--- start ---
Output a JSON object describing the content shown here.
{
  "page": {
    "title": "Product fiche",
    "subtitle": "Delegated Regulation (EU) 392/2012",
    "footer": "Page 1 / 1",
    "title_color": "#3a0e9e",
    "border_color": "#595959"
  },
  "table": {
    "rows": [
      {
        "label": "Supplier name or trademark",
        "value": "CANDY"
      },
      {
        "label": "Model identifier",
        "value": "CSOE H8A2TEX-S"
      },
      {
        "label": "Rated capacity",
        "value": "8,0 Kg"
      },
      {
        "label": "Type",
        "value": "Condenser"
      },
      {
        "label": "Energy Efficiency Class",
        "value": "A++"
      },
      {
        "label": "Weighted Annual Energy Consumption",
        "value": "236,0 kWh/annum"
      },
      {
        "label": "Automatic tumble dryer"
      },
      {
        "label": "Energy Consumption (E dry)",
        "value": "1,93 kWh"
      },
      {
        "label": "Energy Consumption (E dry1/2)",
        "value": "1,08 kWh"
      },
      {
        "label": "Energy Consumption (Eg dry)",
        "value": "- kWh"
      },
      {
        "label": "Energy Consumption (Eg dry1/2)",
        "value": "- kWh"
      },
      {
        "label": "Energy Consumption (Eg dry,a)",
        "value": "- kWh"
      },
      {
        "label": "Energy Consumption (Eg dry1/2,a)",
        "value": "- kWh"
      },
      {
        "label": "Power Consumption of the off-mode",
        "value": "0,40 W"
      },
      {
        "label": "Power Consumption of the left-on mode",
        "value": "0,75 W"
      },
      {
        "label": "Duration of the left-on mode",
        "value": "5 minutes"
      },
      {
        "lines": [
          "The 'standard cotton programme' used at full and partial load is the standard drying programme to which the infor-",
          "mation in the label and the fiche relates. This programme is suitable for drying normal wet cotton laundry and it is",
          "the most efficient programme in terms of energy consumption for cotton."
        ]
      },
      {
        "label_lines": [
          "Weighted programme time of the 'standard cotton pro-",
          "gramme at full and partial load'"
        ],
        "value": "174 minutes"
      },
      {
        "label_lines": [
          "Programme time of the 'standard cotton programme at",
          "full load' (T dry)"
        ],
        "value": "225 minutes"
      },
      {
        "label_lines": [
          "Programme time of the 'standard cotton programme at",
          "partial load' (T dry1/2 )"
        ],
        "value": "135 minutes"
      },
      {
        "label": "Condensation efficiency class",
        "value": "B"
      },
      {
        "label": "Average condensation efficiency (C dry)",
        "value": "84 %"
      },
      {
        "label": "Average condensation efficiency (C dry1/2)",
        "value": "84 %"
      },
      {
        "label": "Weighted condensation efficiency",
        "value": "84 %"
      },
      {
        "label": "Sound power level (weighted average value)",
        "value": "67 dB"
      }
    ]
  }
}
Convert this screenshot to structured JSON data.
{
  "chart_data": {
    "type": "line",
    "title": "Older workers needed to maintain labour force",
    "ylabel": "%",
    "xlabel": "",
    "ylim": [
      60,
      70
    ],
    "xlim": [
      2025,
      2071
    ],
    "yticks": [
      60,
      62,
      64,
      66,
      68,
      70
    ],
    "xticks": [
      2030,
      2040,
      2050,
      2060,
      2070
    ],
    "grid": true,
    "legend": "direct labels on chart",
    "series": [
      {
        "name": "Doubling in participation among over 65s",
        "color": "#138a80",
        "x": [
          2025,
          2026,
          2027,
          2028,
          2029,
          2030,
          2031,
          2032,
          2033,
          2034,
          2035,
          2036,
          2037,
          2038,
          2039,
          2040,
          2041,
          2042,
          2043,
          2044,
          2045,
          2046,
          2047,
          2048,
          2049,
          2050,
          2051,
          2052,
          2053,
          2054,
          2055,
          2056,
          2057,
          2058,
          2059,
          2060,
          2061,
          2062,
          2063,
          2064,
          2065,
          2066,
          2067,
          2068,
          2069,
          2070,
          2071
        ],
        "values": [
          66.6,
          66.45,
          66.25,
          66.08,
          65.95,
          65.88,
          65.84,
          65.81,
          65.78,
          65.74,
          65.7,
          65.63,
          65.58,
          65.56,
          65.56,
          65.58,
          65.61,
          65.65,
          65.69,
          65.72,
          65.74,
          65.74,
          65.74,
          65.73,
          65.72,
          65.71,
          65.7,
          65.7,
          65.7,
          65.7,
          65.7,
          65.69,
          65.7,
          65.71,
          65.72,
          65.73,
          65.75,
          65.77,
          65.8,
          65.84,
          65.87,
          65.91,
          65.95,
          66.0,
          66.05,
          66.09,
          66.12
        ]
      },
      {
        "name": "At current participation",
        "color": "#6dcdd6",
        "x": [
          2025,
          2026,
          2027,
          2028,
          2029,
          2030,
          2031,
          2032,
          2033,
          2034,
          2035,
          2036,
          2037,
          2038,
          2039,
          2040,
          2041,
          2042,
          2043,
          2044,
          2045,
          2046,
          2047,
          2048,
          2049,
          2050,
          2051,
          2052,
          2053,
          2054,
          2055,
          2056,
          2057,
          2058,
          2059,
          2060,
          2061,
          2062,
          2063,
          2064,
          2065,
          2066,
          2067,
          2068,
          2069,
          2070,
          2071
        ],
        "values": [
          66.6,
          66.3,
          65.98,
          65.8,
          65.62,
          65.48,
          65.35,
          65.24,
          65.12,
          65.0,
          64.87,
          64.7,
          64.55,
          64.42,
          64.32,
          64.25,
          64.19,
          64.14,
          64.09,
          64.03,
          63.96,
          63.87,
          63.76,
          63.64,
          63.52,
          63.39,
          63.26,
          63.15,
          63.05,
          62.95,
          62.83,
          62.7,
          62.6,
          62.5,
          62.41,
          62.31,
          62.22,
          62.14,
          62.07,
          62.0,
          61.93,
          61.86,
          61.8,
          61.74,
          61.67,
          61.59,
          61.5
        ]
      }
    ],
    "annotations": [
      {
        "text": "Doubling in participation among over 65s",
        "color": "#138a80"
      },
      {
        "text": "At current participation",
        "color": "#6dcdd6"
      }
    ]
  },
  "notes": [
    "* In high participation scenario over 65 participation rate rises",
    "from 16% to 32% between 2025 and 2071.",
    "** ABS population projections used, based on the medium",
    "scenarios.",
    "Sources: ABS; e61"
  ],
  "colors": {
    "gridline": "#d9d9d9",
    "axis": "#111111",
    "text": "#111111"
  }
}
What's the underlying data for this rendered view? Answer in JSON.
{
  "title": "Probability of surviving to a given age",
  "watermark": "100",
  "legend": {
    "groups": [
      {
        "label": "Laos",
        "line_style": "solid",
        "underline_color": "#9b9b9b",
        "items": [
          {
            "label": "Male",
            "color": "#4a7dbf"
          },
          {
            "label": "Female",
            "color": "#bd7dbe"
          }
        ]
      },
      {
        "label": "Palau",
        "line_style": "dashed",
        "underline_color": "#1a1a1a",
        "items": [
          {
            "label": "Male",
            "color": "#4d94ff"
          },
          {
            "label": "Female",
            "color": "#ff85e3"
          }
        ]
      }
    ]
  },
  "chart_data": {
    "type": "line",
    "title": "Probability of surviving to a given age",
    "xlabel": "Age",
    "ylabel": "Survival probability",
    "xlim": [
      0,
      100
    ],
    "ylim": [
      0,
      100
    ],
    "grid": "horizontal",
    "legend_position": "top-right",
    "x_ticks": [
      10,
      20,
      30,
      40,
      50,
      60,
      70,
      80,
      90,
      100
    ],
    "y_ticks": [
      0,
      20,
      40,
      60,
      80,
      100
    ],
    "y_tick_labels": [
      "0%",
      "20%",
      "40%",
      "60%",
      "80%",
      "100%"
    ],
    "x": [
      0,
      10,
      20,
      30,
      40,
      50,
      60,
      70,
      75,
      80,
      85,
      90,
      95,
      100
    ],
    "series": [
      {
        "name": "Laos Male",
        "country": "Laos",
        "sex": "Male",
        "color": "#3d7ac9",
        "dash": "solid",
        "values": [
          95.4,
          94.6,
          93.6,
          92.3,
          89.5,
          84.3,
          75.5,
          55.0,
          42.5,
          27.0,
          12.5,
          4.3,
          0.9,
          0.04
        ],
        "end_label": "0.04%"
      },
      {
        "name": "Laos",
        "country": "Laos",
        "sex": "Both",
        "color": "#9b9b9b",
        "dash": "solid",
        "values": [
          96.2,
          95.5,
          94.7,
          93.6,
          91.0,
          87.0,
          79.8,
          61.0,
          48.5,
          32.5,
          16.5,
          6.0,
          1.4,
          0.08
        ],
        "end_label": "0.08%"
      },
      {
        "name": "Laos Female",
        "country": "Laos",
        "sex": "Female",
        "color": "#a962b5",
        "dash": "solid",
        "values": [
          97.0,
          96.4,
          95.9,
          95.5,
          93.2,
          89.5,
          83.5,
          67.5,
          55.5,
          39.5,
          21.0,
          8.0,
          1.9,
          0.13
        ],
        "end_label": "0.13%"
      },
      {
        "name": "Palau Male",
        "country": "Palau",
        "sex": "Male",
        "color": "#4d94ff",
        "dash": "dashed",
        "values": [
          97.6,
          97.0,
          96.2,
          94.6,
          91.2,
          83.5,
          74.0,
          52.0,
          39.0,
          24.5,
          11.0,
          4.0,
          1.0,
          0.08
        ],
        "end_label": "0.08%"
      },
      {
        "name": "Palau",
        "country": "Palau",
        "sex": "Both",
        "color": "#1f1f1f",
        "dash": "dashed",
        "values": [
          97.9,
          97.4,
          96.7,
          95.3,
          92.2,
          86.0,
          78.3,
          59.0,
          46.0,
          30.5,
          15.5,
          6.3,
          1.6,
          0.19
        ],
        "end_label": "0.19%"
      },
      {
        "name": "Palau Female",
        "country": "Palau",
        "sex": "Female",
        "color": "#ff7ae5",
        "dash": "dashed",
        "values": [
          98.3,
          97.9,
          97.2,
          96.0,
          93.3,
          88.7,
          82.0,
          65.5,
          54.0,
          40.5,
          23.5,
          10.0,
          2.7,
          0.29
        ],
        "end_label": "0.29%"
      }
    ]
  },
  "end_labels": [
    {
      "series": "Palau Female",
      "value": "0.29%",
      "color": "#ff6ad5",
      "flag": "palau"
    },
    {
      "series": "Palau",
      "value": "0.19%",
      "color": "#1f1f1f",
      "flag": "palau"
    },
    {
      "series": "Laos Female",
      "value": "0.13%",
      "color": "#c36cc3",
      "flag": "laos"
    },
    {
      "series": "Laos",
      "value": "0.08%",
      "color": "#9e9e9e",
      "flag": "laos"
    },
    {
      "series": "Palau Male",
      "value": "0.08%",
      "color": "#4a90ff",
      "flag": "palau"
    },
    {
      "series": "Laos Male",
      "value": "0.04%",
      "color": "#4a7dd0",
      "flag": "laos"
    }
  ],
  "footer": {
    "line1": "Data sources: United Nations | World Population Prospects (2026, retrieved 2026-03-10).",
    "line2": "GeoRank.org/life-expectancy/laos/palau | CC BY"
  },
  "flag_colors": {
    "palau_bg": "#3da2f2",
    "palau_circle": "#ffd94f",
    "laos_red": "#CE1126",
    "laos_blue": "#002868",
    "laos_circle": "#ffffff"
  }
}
--- end ---
WORK TO BE COMPLETED:
Pick out all lines from the data above in which the word "JSON" appears.

REPLY:
Output a JSON object describing the content shown here.
Convert this screenshot to structured JSON data.
What's the underlying data for this rendered view? Answer in JSON.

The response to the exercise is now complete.